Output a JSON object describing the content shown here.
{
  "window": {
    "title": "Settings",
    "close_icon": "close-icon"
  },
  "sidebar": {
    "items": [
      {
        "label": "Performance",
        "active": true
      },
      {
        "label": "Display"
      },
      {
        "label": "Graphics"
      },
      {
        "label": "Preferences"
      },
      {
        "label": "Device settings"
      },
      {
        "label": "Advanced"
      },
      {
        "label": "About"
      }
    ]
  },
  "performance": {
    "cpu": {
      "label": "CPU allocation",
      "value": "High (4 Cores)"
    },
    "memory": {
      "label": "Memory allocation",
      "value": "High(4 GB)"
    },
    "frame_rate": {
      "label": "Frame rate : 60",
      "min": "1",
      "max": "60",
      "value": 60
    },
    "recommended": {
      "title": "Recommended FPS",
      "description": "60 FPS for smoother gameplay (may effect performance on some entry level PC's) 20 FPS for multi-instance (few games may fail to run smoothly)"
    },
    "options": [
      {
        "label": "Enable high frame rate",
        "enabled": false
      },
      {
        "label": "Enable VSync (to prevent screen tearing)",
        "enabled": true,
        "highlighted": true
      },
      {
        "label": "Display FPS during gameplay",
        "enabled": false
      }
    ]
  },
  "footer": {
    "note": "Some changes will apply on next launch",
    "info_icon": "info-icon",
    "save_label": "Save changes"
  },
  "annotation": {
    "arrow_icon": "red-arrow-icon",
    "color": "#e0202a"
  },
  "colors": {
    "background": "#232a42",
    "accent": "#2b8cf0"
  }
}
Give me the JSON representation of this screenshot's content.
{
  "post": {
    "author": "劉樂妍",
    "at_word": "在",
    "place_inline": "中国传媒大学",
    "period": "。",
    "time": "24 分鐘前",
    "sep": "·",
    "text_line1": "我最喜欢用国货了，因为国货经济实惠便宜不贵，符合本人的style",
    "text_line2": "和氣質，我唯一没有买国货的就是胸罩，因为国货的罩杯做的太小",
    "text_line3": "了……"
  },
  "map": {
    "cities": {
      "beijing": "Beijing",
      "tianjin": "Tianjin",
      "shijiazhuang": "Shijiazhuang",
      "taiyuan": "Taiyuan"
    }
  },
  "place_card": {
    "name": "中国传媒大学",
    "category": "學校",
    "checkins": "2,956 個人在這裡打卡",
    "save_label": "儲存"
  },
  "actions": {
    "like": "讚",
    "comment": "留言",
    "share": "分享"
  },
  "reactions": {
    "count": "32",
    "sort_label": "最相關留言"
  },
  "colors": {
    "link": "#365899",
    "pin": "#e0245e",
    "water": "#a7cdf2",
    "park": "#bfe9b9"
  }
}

::::

**WRITTEN EXERCISE**
Print the whole listing exactly as it is.

**REPLY**
Output a JSON object describing the content shown here.
{
  "window": {
    "title": "Settings",
    "close_icon": "close-icon"
  },
  "sidebar": {
    "items": [
      {
        "label": "Performance",
        "active": true
      },
      {
        "label": "Display"
      },
      {
        "label": "Graphics"
      },
      {
        "label": "Preferences"
      },
      {
        "label": "Device settings"
      },
      {
        "label": "Advanced"
      },
      {
        "label": "About"
      }
    ]
  },
  "performance": {
    "cpu": {
      "label": "CPU allocation",
      "value": "High (4 Cores)"
    },
    "memory": {
      "label": "Memory allocation",
      "value": "High(4 GB)"
    },
    "frame_rate": {
      "label": "Frame rate : 60",
      "min": "1",
      "max": "60",
      "value": 60
    },
    "recommended": {
      "title": "Recommended FPS",
      "description": "60 FPS for smoother gameplay (may effect performance on some entry level PC's) 20 FPS for multi-instance (few games may fail to run smoothly)"
    },
    "options": [
      {
        "label": "Enable high frame rate",
        "enabled": false
      },
      {
        "label": "Enable VSync (to prevent screen tearing)",
        "enabled": true,
        "highlighted": true
      },
      {
        "label": "Display FPS during gameplay",
        "enabled": false
      }
    ]
  },
  "footer": {
    "note": "Some changes will apply on next launch",
    "info_icon": "info-icon",
    "save_label": "Save changes"
  },
  "annotation": {
    "arrow_icon": "red-arrow-icon",
    "color": "#e0202a"
  },
  "colors": {
    "background": "#232a42",
    "accent": "#2b8cf0"
  }
}
Give me the JSON representation of this screenshot's content.
{
  "post": {
    "author": "劉樂妍",
    "at_word": "在",
    "place_inline": "中国传媒大学",
    "period": "。",
    "time": "24 分鐘前",
    "sep": "·",
    "text_line1": "我最喜欢用国货了，因为国货经济实惠便宜不贵，符合本人的style",
    "text_line2": "和氣質，我唯一没有买国货的就是胸罩，因为国货的罩杯做的太小",
    "text_line3": "了……"
  },
  "map": {
    "cities": {
      "beijing": "Beijing",
      "tianjin": "Tianjin",
      "shijiazhuang": "Shijiazhuang",
      "taiyuan": "Taiyuan"
    }
  },
  "place_card": {
    "name": "中国传媒大学",
    "category": "學校",
    "checkins": "2,956 個人在這裡打卡",
    "save_label": "儲存"
  },
  "actions": {
    "like": "讚",
    "comment": "留言",
    "share": "分享"
  },
  "reactions": {
    "count": "32",
    "sort_label": "最相關留言"
  },
  "colors": {
    "link": "#365899",
    "pin": "#e0245e",
    "water": "#a7cdf2",
    "park": "#bfe9b9"
  }
}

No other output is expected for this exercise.